## Start

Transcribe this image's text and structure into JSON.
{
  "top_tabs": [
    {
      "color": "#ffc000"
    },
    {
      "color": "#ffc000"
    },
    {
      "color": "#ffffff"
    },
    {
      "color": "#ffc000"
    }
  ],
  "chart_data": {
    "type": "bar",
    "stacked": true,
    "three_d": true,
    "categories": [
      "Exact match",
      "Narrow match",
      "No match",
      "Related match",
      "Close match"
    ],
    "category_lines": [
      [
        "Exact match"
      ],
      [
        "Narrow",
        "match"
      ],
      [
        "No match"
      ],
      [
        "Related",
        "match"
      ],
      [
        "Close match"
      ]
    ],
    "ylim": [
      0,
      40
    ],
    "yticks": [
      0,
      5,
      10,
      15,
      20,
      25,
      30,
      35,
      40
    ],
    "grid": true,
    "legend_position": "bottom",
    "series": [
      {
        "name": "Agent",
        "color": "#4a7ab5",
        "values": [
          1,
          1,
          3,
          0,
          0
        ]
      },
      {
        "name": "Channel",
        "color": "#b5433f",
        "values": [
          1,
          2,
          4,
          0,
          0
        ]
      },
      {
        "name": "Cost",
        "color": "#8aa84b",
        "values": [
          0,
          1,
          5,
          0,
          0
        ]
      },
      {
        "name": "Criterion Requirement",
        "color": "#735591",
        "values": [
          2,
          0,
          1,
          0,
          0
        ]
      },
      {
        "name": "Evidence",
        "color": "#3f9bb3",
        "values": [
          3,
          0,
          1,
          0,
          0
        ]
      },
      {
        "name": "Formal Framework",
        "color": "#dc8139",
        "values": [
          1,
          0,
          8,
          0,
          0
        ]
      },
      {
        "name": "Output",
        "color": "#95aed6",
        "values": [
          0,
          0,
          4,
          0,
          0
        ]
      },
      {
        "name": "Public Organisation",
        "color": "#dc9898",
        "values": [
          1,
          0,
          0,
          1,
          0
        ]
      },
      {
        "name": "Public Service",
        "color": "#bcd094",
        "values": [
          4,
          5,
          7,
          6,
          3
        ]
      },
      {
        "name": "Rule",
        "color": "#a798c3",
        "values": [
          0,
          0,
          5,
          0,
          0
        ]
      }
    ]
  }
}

## End

> What the exercise asks: Each line of the material above must be retyped precisely.

> Finished task:
Transcribe this image's text and structure into JSON.
{
  "top_tabs": [
    {
      "color": "#ffc000"
    },
    {
      "color": "#ffc000"
    },
    {
      "color": "#ffffff"
    },
    {
      "color": "#ffc000"
    }
  ],
  "chart_data": {
    "type": "bar",
    "stacked": true,
    "three_d": true,
    "categories": [
      "Exact match",
      "Narrow match",
      "No match",
      "Related match",
      "Close match"
    ],
    "category_lines": [
      [
        "Exact match"
      ],
      [
        "Narrow",
        "match"
      ],
      [
        "No match"
      ],
      [
        "Related",
        "match"
      ],
      [
        "Close match"
      ]
    ],
    "ylim": [
      0,
      40
    ],
    "yticks": [
      0,
      5,
      10,
      15,
      20,
      25,
      30,
      35,
      40
    ],
    "grid": true,
    "legend_position": "bottom",
    "series": [
      {
        "name": "Agent",
        "color": "#4a7ab5",
        "values": [
          1,
          1,
          3,
          0,
          0
        ]
      },
      {
        "name": "Channel",
        "color": "#b5433f",
        "values": [
          1,
          2,
          4,
          0,
          0
        ]
      },
      {
        "name": "Cost",
        "color": "#8aa84b",
        "values": [
          0,
          1,
          5,
          0,
          0
        ]
      },
      {
        "name": "Criterion Requirement",
        "color": "#735591",
        "values": [
          2,
          0,
          1,
          0,
          0
        ]
      },
      {
        "name": "Evidence",
        "color": "#3f9bb3",
        "values": [
          3,
          0,
          1,
          0,
          0
        ]
      },
      {
        "name": "Formal Framework",
        "color": "#dc8139",
        "values": [
          1,
          0,
          8,
          0,
          0
        ]
      },
      {
        "name": "Output",
        "color": "#95aed6",
        "values": [
          0,
          0,
          4,
          0,
          0
        ]
      },
      {
        "name": "Public Organisation",
        "color": "#dc9898",
        "values": [
          1,
          0,
          0,
          1,
          0
        ]
      },
      {
        "name": "Public Service",
        "color": "#bcd094",
        "values": [
          4,
          5,
          7,
          6,
          3
        ]
      },
      {
        "name": "Rule",
        "color": "#a798c3",
        "values": [
          0,
          0,
          5,
          0,
          0
        ]
      }
    ]
  }
}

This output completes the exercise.